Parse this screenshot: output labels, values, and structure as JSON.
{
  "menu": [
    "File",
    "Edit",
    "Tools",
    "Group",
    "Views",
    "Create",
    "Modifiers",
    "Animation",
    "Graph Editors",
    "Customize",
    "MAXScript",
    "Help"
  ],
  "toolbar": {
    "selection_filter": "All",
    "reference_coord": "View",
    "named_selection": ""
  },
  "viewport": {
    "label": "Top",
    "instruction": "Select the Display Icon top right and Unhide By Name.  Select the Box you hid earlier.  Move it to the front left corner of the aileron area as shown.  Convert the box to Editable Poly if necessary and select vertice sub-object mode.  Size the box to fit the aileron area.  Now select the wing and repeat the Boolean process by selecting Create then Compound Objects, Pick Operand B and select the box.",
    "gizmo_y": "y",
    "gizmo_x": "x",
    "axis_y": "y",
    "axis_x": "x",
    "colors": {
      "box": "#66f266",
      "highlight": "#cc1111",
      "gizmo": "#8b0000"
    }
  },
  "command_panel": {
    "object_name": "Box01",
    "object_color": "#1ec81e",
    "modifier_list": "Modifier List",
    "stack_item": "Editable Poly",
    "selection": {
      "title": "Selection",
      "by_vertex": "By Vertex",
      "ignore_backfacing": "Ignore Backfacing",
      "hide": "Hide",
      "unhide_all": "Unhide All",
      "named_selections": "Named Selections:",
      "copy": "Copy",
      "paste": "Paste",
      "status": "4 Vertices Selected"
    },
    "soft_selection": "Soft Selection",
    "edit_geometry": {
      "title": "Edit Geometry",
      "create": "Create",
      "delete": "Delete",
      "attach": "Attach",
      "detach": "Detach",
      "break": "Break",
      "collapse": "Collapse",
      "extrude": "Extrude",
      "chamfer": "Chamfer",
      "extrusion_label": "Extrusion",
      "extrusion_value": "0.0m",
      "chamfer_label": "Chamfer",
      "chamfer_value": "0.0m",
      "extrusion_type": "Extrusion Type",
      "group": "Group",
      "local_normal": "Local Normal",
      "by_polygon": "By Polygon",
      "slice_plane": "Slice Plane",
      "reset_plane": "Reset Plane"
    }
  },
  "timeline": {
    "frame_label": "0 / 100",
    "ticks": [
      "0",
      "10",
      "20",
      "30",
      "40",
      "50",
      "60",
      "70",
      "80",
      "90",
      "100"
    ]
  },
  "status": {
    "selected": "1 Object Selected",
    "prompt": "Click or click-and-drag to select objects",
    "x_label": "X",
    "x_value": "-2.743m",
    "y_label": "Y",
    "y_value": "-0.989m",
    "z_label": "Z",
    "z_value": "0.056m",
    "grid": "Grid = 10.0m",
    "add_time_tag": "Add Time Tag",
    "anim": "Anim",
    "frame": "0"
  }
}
____________________
*YOUR OBJECTIVE*. Using the data above, print every record exactly as shown.

*ANSWER TO THE EXERCISE*.
Parse this screenshot: output labels, values, and structure as JSON.
{
  "menu": [
    "File",
    "Edit",
    "Tools",
    "Group",
    "Views",
    "Create",
    "Modifiers",
    "Animation",
    "Graph Editors",
    "Customize",
    "MAXScript",
    "Help"
  ],
  "toolbar": {
    "selection_filter": "All",
    "reference_coord": "View",
    "named_selection": ""
  },
  "viewport": {
    "label": "Top",
    "instruction": "Select the Display Icon top right and Unhide By Name.  Select the Box you hid earlier.  Move it to the front left corner of the aileron area as shown.  Convert the box to Editable Poly if necessary and select vertice sub-object mode.  Size the box to fit the aileron area.  Now select the wing and repeat the Boolean process by selecting Create then Compound Objects, Pick Operand B and select the box.",
    "gizmo_y": "y",
    "gizmo_x": "x",
    "axis_y": "y",
    "axis_x": "x",
    "colors": {
      "box": "#66f266",
      "highlight": "#cc1111",
      "gizmo": "#8b0000"
    }
  },
  "command_panel": {
    "object_name": "Box01",
    "object_color": "#1ec81e",
    "modifier_list": "Modifier List",
    "stack_item": "Editable Poly",
    "selection": {
      "title": "Selection",
      "by_vertex": "By Vertex",
      "ignore_backfacing": "Ignore Backfacing",
      "hide": "Hide",
      "unhide_all": "Unhide All",
      "named_selections": "Named Selections:",
      "copy": "Copy",
      "paste": "Paste",
      "status": "4 Vertices Selected"
    },
    "soft_selection": "Soft Selection",
    "edit_geometry": {
      "title": "Edit Geometry",
      "create": "Create",
      "delete": "Delete",
      "attach": "Attach",
      "detach": "Detach",
      "break": "Break",
      "collapse": "Collapse",
      "extrude": "Extrude",
      "chamfer": "Chamfer",
      "extrusion_label": "Extrusion",
      "extrusion_value": "0.0m",
      "chamfer_label": "Chamfer",
      "chamfer_value": "0.0m",
      "extrusion_type": "Extrusion Type",
      "group": "Group",
      "local_normal": "Local Normal",
      "by_polygon": "By Polygon",
      "slice_plane": "Slice Plane",
      "reset_plane": "Reset Plane"
    }
  },
  "timeline": {
    "frame_label": "0 / 100",
    "ticks": [
      "0",
      "10",
      "20",
      "30",
      "40",
      "50",
      "60",
      "70",
      "80",
      "90",
      "100"
    ]
  },
  "status": {
    "selected": "1 Object Selected",
    "prompt": "Click or click-and-drag to select objects",
    "x_label": "X",
    "x_value": "-2.743m",
    "y_label": "Y",
    "y_value": "-0.989m",
    "z_label": "Z",
    "z_value": "0.056m",
    "grid": "Grid = 10.0m",
    "add_time_tag": "Add Time Tag",
    "anim": "Anim",
    "frame": "0"
  }
}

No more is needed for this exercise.